Record extracts -
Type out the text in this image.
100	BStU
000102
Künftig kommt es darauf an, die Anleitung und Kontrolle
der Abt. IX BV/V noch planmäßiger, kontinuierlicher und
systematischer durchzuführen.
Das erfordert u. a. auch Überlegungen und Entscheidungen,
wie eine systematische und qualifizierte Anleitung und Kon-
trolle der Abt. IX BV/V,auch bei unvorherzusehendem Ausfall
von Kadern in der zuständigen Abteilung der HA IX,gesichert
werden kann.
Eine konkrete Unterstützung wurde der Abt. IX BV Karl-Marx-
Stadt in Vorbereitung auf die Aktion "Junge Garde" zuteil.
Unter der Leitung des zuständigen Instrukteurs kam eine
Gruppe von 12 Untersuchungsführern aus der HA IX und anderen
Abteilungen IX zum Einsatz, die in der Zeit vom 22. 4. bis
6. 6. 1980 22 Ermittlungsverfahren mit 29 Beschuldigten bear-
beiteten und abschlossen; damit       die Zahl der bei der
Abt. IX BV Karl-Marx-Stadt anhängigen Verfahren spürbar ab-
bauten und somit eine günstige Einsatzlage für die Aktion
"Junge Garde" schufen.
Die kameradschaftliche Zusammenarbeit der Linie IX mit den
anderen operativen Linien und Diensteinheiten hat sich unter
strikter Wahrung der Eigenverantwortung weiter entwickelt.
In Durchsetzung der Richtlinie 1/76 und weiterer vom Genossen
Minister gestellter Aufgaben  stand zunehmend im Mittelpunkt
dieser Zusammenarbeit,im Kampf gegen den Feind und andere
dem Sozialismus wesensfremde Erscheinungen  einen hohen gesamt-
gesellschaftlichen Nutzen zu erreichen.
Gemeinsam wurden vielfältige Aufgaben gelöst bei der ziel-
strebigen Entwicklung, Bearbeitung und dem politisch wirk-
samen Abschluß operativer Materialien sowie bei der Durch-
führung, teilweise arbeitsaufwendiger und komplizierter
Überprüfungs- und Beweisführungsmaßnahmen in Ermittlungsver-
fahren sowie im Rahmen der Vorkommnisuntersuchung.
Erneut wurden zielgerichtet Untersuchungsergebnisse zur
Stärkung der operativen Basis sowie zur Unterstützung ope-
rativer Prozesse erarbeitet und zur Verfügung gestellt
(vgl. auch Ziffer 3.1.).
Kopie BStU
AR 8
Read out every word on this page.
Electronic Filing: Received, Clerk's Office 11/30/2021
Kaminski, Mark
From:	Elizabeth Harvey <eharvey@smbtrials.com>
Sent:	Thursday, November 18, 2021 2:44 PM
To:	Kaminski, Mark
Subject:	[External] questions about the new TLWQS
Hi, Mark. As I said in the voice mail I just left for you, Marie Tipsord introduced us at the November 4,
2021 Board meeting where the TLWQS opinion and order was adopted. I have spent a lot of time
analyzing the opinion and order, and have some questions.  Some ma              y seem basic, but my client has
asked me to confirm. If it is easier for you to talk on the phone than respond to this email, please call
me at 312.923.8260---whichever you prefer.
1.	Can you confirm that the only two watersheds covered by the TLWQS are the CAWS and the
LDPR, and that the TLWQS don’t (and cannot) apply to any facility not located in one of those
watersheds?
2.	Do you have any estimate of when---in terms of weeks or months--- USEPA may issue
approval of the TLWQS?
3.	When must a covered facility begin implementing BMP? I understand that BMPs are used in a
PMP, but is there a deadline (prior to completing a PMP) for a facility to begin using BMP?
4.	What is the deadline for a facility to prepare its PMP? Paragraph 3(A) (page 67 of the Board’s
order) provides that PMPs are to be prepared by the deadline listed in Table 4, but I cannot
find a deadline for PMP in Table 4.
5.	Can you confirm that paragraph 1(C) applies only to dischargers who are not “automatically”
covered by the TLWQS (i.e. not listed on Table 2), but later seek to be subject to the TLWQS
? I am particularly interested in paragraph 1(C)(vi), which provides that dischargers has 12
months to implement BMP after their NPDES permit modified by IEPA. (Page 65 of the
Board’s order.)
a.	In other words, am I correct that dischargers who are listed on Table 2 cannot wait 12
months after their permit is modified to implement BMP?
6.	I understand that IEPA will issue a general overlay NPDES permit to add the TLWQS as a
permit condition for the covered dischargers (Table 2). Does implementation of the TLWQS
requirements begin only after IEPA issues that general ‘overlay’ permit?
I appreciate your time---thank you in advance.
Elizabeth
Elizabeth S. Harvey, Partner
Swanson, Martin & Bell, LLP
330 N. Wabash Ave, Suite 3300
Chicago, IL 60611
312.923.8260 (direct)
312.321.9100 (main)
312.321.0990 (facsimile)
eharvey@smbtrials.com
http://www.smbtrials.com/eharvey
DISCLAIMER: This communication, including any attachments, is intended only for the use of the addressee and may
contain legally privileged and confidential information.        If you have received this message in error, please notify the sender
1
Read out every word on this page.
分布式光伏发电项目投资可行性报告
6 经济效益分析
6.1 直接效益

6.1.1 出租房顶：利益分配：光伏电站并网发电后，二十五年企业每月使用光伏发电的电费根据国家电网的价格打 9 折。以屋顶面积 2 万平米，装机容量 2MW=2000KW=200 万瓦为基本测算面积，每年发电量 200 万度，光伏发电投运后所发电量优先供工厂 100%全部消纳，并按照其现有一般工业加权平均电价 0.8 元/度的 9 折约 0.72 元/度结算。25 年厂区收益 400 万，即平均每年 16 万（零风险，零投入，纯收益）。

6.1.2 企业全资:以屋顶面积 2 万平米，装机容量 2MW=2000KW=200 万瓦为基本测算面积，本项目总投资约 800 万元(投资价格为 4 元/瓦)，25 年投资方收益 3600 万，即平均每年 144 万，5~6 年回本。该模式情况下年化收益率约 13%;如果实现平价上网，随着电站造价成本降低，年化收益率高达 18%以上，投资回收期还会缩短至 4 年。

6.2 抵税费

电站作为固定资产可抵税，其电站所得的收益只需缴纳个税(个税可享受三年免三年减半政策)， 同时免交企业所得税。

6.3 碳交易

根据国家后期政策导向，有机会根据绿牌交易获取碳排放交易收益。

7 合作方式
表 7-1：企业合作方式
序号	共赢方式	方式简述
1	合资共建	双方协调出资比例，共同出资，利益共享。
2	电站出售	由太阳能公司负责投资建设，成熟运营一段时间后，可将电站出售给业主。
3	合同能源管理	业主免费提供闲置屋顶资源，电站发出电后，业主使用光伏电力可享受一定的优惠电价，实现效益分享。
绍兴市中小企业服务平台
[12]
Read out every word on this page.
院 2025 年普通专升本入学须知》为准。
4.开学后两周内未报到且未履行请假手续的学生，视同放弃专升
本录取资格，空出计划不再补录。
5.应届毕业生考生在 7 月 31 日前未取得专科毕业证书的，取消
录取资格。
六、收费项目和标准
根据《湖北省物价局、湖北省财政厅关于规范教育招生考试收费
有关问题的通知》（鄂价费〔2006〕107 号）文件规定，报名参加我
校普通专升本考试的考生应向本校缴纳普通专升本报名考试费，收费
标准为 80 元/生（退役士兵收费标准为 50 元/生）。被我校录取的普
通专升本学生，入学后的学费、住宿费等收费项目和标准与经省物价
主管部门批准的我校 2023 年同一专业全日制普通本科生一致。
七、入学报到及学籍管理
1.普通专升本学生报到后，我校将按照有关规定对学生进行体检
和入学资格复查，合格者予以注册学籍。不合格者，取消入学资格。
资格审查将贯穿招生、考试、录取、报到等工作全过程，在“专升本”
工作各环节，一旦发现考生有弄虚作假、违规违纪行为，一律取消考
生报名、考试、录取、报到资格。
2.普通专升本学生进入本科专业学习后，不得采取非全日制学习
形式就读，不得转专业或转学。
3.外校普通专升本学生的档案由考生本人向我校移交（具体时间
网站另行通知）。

Written exercise -
All the data must be duplicated exactly, with nothing added or removed.

Complete response -
Type out the text in this image.
100	BStU
000102
Künftig kommt es darauf an, die Anleitung und Kontrolle
der Abt. IX BV/V noch planmäßiger, kontinuierlicher und
systematischer durchzuführen.
Das erfordert u. a. auch Überlegungen und Entscheidungen,
wie eine systematische und qualifizierte Anleitung und Kon-
trolle der Abt. IX BV/V,auch bei unvorherzusehendem Ausfall
von Kadern in der zuständigen Abteilung der HA IX,gesichert
werden kann.
Eine konkrete Unterstützung wurde der Abt. IX BV Karl-Marx-
Stadt in Vorbereitung auf die Aktion "Junge Garde" zuteil.
Unter der Leitung des zuständigen Instrukteurs kam eine
Gruppe von 12 Untersuchungsführern aus der HA IX und anderen
Abteilungen IX zum Einsatz, die in der Zeit vom 22. 4. bis
6. 6. 1980 22 Ermittlungsverfahren mit 29 Beschuldigten bear-
beiteten und abschlossen; damit       die Zahl der bei der
Abt. IX BV Karl-Marx-Stadt anhängigen Verfahren spürbar ab-
bauten und somit eine günstige Einsatzlage für die Aktion
"Junge Garde" schufen.
Die kameradschaftliche Zusammenarbeit der Linie IX mit den
anderen operativen Linien und Diensteinheiten hat sich unter
strikter Wahrung der Eigenverantwortung weiter entwickelt.
In Durchsetzung der Richtlinie 1/76 und weiterer vom Genossen
Minister gestellter Aufgaben  stand zunehmend im Mittelpunkt
dieser Zusammenarbeit,im Kampf gegen den Feind und andere
dem Sozialismus wesensfremde Erscheinungen  einen hohen gesamt-
gesellschaftlichen Nutzen zu erreichen.
Gemeinsam wurden vielfältige Aufgaben gelöst bei der ziel-
strebigen Entwicklung, Bearbeitung und dem politisch wirk-
samen Abschluß operativer Materialien sowie bei der Durch-
führung, teilweise arbeitsaufwendiger und komplizierter
Überprüfungs- und Beweisführungsmaßnahmen in Ermittlungsver-
fahren sowie im Rahmen der Vorkommnisuntersuchung.
Erneut wurden zielgerichtet Untersuchungsergebnisse zur
Stärkung der operativen Basis sowie zur Unterstützung ope-
rativer Prozesse erarbeitet und zur Verfügung gestellt
(vgl. auch Ziffer 3.1.).
Kopie BStU
AR 8
Read out every word on this page.
Electronic Filing: Received, Clerk's Office 11/30/2021
Kaminski, Mark
From:	Elizabeth Harvey <eharvey@smbtrials.com>
Sent:	Thursday, November 18, 2021 2:44 PM
To:	Kaminski, Mark
Subject:	[External] questions about the new TLWQS
Hi, Mark. As I said in the voice mail I just left for you, Marie Tipsord introduced us at the November 4,
2021 Board meeting where the TLWQS opinion and order was adopted. I have spent a lot of time
analyzing the opinion and order, and have some questions.  Some ma              y seem basic, but my client has
asked me to confirm. If it is easier for you to talk on the phone than respond to this email, please call
me at 312.923.8260---whichever you prefer.
1.	Can you confirm that the only two watersheds covered by the TLWQS are the CAWS and the
LDPR, and that the TLWQS don’t (and cannot) apply to any facility not located in one of those
watersheds?
2.	Do you have any estimate of when---in terms of weeks or months--- USEPA may issue
approval of the TLWQS?
3.	When must a covered facility begin implementing BMP? I understand that BMPs are used in a
PMP, but is there a deadline (prior to completing a PMP) for a facility to begin using BMP?
4.	What is the deadline for a facility to prepare its PMP? Paragraph 3(A) (page 67 of the Board’s
order) provides that PMPs are to be prepared by the deadline listed in Table 4, but I cannot
find a deadline for PMP in Table 4.
5.	Can you confirm that paragraph 1(C) applies only to dischargers who are not “automatically”
covered by the TLWQS (i.e. not listed on Table 2), but later seek to be subject to the TLWQS
? I am particularly interested in paragraph 1(C)(vi), which provides that dischargers has 12
months to implement BMP after their NPDES permit modified by IEPA. (Page 65 of the
Board’s order.)
a.	In other words, am I correct that dischargers who are listed on Table 2 cannot wait 12
months after their permit is modified to implement BMP?
6.	I understand that IEPA will issue a general overlay NPDES permit to add the TLWQS as a
permit condition for the covered dischargers (Table 2). Does implementation of the TLWQS
requirements begin only after IEPA issues that general ‘overlay’ permit?
I appreciate your time---thank you in advance.
Elizabeth
Elizabeth S. Harvey, Partner
Swanson, Martin & Bell, LLP
330 N. Wabash Ave, Suite 3300
Chicago, IL 60611
312.923.8260 (direct)
312.321.9100 (main)
312.321.0990 (facsimile)
eharvey@smbtrials.com
http://www.smbtrials.com/eharvey
DISCLAIMER: This communication, including any attachments, is intended only for the use of the addressee and may
contain legally privileged and confidential information.        If you have received this message in error, please notify the sender
1
Read out every word on this page.
分布式光伏发电项目投资可行性报告
6 经济效益分析
6.1 直接效益

6.1.1 出租房顶：利益分配：光伏电站并网发电后，二十五年企业每月使用光伏发电的电费根据国家电网的价格打 9 折。以屋顶面积 2 万平米，装机容量 2MW=2000KW=200 万瓦为基本测算面积，每年发电量 200 万度，光伏发电投运后所发电量优先供工厂 100%全部消纳，并按照其现有一般工业加权平均电价 0.8 元/度的 9 折约 0.72 元/度结算。25 年厂区收益 400 万，即平均每年 16 万（零风险，零投入，纯收益）。

6.1.2 企业全资:以屋顶面积 2 万平米，装机容量 2MW=2000KW=200 万瓦为基本测算面积，本项目总投资约 800 万元(投资价格为 4 元/瓦)，25 年投资方收益 3600 万，即平均每年 144 万，5~6 年回本。该模式情况下年化收益率约 13%;如果实现平价上网，随着电站造价成本降低，年化收益率高达 18%以上，投资回收期还会缩短至 4 年。

6.2 抵税费

电站作为固定资产可抵税，其电站所得的收益只需缴纳个税(个税可享受三年免三年减半政策)， 同时免交企业所得税。

6.3 碳交易

根据国家后期政策导向，有机会根据绿牌交易获取碳排放交易收益。

7 合作方式
表 7-1：企业合作方式
序号	共赢方式	方式简述
1	合资共建	双方协调出资比例，共同出资，利益共享。
2	电站出售	由太阳能公司负责投资建设，成熟运营一段时间后，可将电站出售给业主。
3	合同能源管理	业主免费提供闲置屋顶资源，电站发出电后，业主使用光伏电力可享受一定的优惠电价，实现效益分享。
绍兴市中小企业服务平台
[12]
Read out every word on this page.
院 2025 年普通专升本入学须知》为准。
4.开学后两周内未报到且未履行请假手续的学生，视同放弃专升
本录取资格，空出计划不再补录。
5.应届毕业生考生在 7 月 31 日前未取得专科毕业证书的，取消
录取资格。
六、收费项目和标准
根据《湖北省物价局、湖北省财政厅关于规范教育招生考试收费
有关问题的通知》（鄂价费〔2006〕107 号）文件规定，报名参加我
校普通专升本考试的考生应向本校缴纳普通专升本报名考试费，收费
标准为 80 元/生（退役士兵收费标准为 50 元/生）。被我校录取的普
通专升本学生，入学后的学费、住宿费等收费项目和标准与经省物价
主管部门批准的我校 2023 年同一专业全日制普通本科生一致。
七、入学报到及学籍管理
1.普通专升本学生报到后，我校将按照有关规定对学生进行体检
和入学资格复查，合格者予以注册学籍。不合格者，取消入学资格。
资格审查将贯穿招生、考试、录取、报到等工作全过程，在“专升本”
工作各环节，一旦发现考生有弄虚作假、违规违纪行为，一律取消考
生报名、考试、录取、报到资格。
2.普通专升本学生进入本科专业学习后，不得采取非全日制学习
形式就读，不得转专业或转学。
3.外校普通专升本学生的档案由考生本人向我校移交（具体时间
网站另行通知）。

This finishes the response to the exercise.